> TASK DETAILS
Keep only the lines that hold the string "Березиной", filtering out the rest of the entries below.

(Stored data entries)
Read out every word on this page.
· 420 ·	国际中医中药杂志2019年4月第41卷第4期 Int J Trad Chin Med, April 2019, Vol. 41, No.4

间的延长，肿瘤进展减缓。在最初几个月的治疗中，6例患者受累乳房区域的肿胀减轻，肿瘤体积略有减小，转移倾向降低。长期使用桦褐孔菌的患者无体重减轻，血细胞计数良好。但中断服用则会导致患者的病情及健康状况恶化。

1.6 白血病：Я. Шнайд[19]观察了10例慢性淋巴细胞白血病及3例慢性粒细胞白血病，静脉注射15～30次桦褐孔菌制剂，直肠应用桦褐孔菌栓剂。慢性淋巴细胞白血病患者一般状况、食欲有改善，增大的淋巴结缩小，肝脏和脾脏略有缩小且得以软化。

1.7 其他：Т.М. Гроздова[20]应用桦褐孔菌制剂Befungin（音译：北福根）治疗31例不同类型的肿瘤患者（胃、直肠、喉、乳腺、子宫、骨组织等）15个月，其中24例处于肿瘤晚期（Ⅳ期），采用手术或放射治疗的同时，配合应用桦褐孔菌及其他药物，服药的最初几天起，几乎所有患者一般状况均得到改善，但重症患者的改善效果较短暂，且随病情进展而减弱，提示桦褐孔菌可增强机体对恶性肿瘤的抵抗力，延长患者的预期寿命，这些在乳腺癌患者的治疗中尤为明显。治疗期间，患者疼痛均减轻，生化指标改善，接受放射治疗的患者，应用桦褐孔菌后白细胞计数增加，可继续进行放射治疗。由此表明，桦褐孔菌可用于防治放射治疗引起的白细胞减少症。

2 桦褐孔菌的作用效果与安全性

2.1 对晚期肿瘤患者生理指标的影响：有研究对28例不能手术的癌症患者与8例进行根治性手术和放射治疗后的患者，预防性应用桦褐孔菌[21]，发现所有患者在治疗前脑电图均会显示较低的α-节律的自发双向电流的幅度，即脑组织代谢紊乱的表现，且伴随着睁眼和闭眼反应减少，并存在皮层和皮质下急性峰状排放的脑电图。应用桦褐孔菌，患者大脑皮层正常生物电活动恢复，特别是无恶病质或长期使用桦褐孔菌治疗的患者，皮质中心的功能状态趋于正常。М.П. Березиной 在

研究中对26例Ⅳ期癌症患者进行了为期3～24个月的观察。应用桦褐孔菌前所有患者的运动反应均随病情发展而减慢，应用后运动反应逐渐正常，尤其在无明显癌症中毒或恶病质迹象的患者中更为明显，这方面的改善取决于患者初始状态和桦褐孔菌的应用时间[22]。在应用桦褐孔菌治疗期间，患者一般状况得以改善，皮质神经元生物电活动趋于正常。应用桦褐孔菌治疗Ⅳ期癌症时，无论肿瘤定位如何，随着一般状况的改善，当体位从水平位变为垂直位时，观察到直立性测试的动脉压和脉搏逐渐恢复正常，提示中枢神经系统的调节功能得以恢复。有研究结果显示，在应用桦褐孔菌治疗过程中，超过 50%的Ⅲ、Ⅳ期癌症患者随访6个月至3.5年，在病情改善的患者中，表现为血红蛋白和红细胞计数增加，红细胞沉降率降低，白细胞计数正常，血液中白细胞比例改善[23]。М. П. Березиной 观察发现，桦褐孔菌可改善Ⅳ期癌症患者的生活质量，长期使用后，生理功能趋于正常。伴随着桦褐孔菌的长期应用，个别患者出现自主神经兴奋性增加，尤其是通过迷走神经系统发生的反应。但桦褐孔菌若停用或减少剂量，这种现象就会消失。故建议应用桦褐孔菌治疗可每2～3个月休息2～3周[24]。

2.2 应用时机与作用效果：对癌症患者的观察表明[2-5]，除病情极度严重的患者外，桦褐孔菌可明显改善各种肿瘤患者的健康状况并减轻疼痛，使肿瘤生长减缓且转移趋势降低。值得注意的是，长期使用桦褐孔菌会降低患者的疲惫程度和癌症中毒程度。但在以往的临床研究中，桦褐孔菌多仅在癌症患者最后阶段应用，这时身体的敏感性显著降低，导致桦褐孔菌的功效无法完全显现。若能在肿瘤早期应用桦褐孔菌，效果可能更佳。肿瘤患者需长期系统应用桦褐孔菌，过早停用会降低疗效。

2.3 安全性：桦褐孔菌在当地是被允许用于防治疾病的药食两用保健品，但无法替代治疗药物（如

> RESULT
2.1 对晚期肿瘤患者生理指标的影响：有研究对28例不能手术的癌症患者与8例进行根治性手术和放射治疗后的患者，预防性应用桦褐孔菌[21]，发现所有患者在治疗前脑电图均会显示较低的α-节律的自发双向电流的幅度，即脑组织代谢紊乱的表现，且伴随着睁眼和闭眼反应减少，并存在皮层和皮质下急性峰状排放的脑电图。应用桦褐孔菌，患者大脑皮层正常生物电活动恢复，特别是无恶病质或长期使用桦褐孔菌治疗的患者，皮质中心的功能状态趋于正常。М.П. Березиной 在
研究中对26例Ⅳ期癌症患者进行了为期3～24个月的观察。应用桦褐孔菌前所有患者的运动反应均随病情发展而减慢，应用后运动反应逐渐正常，尤其在无明显癌症中毒或恶病质迹象的患者中更为明显，这方面的改善取决于患者初始状态和桦褐孔菌的应用时间[22]。在应用桦褐孔菌治疗期间，患者一般状况得以改善，皮质神经元生物电活动趋于正常。应用桦褐孔菌治疗Ⅳ期癌症时，无论肿瘤定位如何，随着一般状况的改善，当体位从水平位变为垂直位时，观察到直立性测试的动脉压和脉搏逐渐恢复正常，提示中枢神经系统的调节功能得以恢复。有研究结果显示，在应用桦褐孔菌治疗过程中，超过 50%的Ⅲ、Ⅳ期癌症患者随访6个月至3.5年，在病情改善的患者中，表现为血红蛋白和红细胞计数增加，红细胞沉降率降低，白细胞计数正常，血液中白细胞比例改善[23]。М. П. Березиной 观察发现，桦褐孔菌可改善Ⅳ期癌症患者的生活质量，长期使用后，生理功能趋于正常。伴随着桦褐孔菌的长期应用，个别患者出现自主神经兴奋性增加，尤其是通过迷走神经系统发生的反应。但桦褐孔菌若停用或减少剂量，这种现象就会消失。故建议应用桦褐孔菌治疗可每2～3个月休息2～3周[24]。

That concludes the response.